◆ GOAL
Gather all lines in the records below that include the word "passed".

>> start RECORDS FOR PROCESSING

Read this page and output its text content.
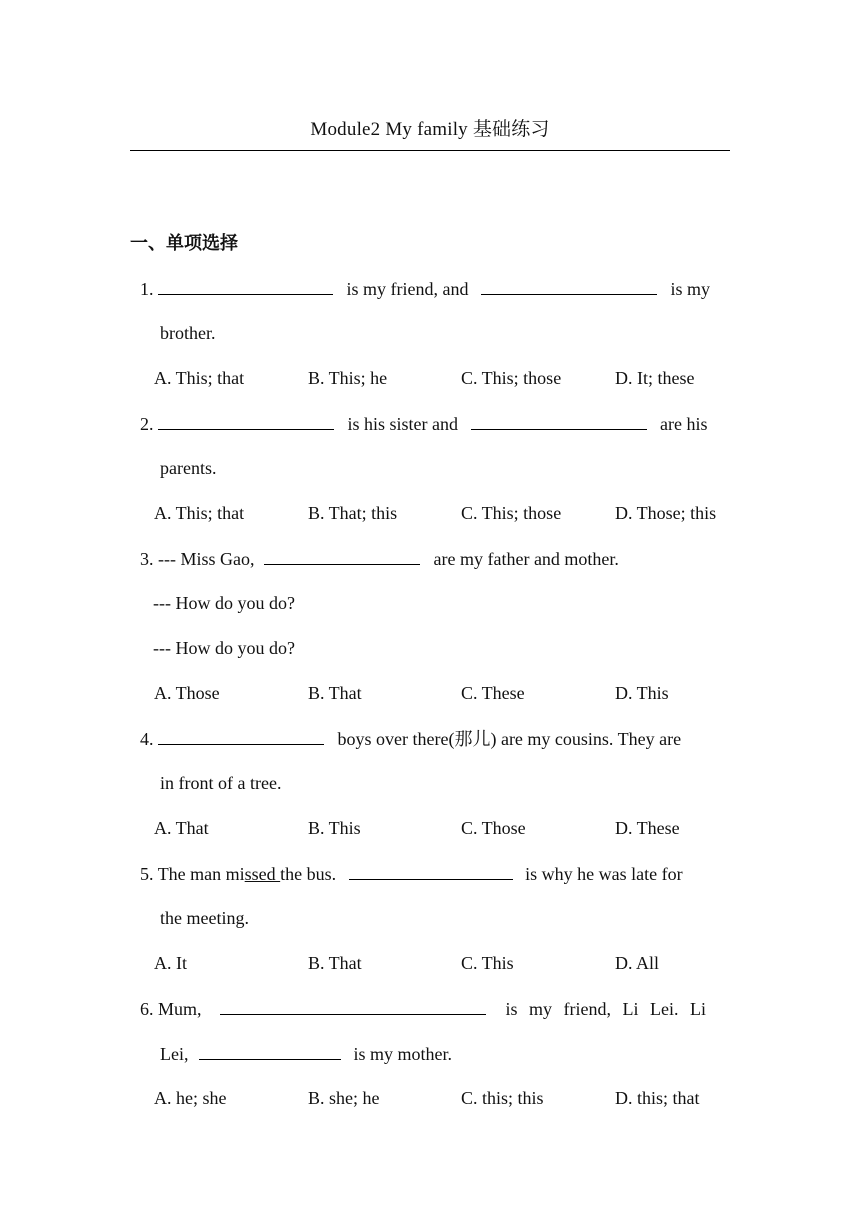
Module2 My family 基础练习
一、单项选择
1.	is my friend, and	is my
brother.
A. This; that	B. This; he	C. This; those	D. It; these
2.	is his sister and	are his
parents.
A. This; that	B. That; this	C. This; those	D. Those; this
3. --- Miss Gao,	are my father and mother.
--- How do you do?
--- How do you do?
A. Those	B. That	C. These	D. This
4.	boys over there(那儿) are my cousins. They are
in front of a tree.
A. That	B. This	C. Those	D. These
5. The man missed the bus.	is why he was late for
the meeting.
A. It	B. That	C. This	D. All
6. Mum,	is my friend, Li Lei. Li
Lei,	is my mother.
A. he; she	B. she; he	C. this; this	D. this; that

>> end RECORDS FOR PROCESSING
>> start RECORDS FOR PROCESSING

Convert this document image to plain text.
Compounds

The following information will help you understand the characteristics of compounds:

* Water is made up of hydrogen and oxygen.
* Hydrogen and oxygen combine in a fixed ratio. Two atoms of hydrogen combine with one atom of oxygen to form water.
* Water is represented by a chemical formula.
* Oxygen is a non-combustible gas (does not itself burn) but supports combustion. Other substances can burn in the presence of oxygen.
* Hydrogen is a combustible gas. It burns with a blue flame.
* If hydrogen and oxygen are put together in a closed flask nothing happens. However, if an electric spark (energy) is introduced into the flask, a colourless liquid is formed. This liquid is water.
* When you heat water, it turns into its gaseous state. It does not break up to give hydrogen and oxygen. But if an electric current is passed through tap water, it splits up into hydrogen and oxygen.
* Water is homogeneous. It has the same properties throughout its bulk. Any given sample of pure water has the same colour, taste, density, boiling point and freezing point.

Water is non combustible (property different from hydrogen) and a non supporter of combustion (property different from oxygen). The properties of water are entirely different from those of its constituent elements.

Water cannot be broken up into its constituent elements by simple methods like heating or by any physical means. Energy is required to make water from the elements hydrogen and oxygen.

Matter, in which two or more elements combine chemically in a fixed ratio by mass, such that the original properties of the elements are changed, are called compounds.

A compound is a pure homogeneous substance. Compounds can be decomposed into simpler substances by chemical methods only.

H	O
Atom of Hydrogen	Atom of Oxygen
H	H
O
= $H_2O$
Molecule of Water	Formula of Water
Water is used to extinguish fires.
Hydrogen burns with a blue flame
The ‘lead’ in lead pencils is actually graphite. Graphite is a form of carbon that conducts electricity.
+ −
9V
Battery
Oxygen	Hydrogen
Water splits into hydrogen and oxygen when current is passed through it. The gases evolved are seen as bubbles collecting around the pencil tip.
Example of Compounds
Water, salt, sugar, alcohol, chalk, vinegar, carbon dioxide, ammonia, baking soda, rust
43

>> end RECORDS FOR PROCESSING

◆ EXERCISE ANSWER
* When you heat water, it turns into its gaseous state. It does not break up to give hydrogen and oxygen. But if an electric current is passed through tap water, it splits up into hydrogen and oxygen.
Water splits into hydrogen and oxygen when current is passed through it. The gases evolved are seen as bubbles collecting around the pencil tip.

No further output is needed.